Exercise text:
Can you post your neuron code?

ast_conversion.py might work; it’s going to depend a lot on what exactly is happening in your neuron function.

But I think the easier route would be to just write the code yourself. You don’t actually have to write the whole kernel. You just have to write C code that does the computation for one neuron, and then I have code to vectorize it for many neurons. (See nengo_ocl.clra_nonlinearities.plan_rectified_linear for a simple example, and nengo_ocl.clra_nonlinearities.plan_lif for a more complicated one.)

Hi @Eric ,
Thanks for your concern
Here is my neuron code

import numpy as np
import nengo
from nengo.builder import Builder
from nengo.builder import Operator
from nengo.params import NumberParam
class AFRN(nengo.neurons.NeuronType):  # Neuron types must subclass `nengo.Neurons`
    """A rectified linear neuron model."""
    
    omega = NumberParam('omega', low=-0.0, low_open=False)
    g = NumberParam('g', low=0, low_open=True)
    thre = NumberParam('thre', low=0, low_open=True)
    def __init__ (self,omega=1.0,g=0.9,thre=0.4):
        super(AFRN, self).__init__()
        self.omega = omega
        self.g = g
        self.thre = thre 
    
    @property
    def _argreprs(self):
        args = []
        if self.omega != 0.0:
            args.append("omega=%s" % self.omega)
        if self.g != 0.9:
            args.append("g=%s" % self.g)
        if self.thre != 0.4:
            args.append("thre=%s" % self.thre)
        return args    
    def gain_bias(self, max_rates, intercepts):
        """Return gain and bias given maximum firing rate and x-intercept."""
        gain = np.ones_like(max_rates)
        bias = np.zeros_like(max_rates)
        self.gain = gain        
        self.bias = bias
        return gain, bias
      
    def rates(self, x, gain, bias):
        """Always use LIFRate to determine rates."""
        J =  x 
        out = np.zeros_like(J)      
        AFRN.step_math(self, dt=0.2, J=J, output=out)
        return out
    def step_math(self, dt, J, output):
        
        si_out=[]
        omega = self.omega
        g = self.g
        thre = self.thre             
        x = J
        if x.shape[0] == len(self.gain):
            for i in range(0,len(x)):
                si = np.tanh(g*(x[i]+omega*output[i]))

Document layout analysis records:
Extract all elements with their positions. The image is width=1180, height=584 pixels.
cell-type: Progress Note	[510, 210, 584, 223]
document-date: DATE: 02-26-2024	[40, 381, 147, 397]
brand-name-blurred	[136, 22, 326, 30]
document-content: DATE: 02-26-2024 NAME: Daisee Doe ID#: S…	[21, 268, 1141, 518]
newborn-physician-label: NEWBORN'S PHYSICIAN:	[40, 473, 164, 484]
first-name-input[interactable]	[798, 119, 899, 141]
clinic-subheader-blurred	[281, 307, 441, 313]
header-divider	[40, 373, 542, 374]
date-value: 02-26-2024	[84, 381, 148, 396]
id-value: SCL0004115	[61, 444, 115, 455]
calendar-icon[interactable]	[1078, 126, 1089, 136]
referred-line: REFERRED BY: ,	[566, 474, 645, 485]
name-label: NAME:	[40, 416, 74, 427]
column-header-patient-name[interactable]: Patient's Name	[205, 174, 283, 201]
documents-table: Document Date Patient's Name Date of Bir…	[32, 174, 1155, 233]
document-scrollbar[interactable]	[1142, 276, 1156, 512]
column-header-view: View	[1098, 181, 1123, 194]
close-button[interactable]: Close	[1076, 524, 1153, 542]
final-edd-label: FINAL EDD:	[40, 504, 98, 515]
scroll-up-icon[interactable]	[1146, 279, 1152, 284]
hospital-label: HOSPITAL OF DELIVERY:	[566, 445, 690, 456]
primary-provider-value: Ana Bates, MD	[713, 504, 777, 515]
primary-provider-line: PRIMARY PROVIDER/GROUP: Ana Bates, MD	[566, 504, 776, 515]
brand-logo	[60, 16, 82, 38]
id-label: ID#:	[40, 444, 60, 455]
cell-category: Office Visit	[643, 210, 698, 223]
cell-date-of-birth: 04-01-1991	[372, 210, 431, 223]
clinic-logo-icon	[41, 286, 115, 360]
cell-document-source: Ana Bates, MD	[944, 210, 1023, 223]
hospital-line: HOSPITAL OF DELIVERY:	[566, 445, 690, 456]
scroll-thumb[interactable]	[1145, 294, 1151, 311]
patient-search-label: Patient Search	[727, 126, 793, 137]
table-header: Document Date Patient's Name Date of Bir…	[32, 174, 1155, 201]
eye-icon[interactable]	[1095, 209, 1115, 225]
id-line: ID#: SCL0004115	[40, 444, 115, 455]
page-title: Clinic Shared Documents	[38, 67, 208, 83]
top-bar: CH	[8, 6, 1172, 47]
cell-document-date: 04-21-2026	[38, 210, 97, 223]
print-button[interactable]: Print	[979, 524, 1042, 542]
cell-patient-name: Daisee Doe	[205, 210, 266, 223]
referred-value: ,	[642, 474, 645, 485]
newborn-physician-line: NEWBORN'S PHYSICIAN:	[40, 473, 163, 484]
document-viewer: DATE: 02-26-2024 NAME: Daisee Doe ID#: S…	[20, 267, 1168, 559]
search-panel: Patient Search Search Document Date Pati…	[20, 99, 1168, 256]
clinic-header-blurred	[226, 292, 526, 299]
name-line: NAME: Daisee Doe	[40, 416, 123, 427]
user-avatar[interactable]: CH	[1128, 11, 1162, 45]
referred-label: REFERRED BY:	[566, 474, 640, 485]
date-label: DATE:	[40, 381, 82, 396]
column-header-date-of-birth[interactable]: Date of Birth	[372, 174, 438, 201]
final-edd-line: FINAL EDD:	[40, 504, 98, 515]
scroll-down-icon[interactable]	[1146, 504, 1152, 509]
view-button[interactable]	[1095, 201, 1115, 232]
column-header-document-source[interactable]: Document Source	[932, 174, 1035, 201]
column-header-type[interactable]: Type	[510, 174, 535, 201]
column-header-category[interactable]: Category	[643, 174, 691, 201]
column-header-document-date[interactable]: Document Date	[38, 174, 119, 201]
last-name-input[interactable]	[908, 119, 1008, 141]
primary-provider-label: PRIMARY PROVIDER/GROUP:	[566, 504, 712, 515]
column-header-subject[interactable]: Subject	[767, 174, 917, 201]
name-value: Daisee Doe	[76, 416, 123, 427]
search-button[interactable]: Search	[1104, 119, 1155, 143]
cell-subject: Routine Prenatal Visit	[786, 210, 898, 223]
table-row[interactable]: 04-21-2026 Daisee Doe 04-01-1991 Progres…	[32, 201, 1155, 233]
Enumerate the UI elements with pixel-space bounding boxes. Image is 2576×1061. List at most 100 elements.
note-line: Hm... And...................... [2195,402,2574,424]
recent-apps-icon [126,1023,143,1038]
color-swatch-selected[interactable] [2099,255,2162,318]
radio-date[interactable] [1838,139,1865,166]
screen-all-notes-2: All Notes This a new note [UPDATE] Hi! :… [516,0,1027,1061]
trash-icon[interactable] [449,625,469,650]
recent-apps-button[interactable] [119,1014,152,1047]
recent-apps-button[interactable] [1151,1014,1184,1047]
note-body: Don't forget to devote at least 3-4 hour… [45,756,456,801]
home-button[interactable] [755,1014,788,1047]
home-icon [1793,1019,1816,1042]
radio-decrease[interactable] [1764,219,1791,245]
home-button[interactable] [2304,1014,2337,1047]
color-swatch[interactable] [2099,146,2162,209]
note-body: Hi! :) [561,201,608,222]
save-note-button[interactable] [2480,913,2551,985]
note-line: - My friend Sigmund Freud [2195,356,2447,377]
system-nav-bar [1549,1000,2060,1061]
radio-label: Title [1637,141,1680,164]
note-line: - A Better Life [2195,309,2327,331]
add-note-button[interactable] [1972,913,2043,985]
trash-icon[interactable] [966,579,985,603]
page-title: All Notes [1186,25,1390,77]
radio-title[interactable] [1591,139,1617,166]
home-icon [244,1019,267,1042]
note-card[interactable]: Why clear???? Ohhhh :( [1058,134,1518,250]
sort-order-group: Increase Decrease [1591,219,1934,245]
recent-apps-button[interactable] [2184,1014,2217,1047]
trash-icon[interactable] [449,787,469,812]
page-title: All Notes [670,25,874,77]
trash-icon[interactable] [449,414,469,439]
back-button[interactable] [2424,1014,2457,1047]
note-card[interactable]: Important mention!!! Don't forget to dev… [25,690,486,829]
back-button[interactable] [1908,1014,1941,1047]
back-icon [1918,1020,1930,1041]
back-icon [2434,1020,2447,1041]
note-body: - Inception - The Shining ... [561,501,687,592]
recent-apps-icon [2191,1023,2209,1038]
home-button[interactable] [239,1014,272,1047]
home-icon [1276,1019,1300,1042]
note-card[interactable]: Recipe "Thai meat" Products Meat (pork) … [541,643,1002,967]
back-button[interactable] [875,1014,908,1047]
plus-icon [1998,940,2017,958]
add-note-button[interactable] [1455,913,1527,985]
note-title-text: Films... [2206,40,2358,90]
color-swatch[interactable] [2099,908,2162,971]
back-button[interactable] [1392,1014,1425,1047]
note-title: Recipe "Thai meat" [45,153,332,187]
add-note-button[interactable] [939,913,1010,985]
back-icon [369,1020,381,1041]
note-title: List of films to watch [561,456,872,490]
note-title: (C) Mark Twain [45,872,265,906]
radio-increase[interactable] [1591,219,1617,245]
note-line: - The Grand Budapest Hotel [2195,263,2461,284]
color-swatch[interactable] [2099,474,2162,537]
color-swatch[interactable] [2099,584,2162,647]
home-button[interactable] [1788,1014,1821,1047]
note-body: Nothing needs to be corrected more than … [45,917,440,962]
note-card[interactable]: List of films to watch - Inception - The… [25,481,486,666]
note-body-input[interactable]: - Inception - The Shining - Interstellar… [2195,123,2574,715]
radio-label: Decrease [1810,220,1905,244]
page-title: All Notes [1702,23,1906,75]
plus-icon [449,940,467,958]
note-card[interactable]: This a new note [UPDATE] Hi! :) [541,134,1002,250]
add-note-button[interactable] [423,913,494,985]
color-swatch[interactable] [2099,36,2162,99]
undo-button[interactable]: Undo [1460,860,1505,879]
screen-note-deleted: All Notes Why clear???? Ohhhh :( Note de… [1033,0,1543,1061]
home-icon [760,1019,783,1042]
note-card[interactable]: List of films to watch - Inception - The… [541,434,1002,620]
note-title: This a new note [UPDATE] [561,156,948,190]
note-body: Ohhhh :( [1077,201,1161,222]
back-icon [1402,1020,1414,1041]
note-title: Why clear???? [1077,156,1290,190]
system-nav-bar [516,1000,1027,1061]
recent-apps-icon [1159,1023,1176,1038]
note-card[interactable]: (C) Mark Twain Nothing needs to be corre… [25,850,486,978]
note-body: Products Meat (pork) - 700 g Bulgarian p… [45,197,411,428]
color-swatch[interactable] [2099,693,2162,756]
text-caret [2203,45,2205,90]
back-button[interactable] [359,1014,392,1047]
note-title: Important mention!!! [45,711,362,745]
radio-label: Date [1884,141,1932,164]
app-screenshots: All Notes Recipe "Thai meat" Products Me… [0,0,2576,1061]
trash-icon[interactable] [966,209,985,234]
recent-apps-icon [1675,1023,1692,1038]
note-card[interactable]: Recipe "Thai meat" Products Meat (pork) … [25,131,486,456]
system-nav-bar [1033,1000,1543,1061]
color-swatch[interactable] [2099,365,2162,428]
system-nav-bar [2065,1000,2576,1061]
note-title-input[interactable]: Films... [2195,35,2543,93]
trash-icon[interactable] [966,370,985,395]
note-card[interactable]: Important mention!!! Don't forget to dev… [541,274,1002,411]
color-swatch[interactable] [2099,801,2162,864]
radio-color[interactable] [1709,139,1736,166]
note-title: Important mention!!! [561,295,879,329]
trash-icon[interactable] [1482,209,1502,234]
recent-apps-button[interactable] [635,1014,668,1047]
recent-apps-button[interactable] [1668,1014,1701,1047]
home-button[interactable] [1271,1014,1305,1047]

Task statement: Write out the part of the Nengo forum thread between "AFRN.step_math(self, dt=0.2, J=J, output=out)" and "si = np.tanh(g*(x[i]+omega*output[i]))", inclusive. The records have no connection to the Nengo forum thread.

Task output:
AFRN.step_math(self, dt=0.2, J=J, output=out)
        return out
    def step_math(self, dt, J, output):
        
        si_out=[]
        omega = self.omega
        g = self.g
        thre = self.thre             
        x = J
        if x.shape[0] == len(self.gain):
            for i in range(0,len(x)):
                si = np.tanh(g*(x[i]+omega*output[i]))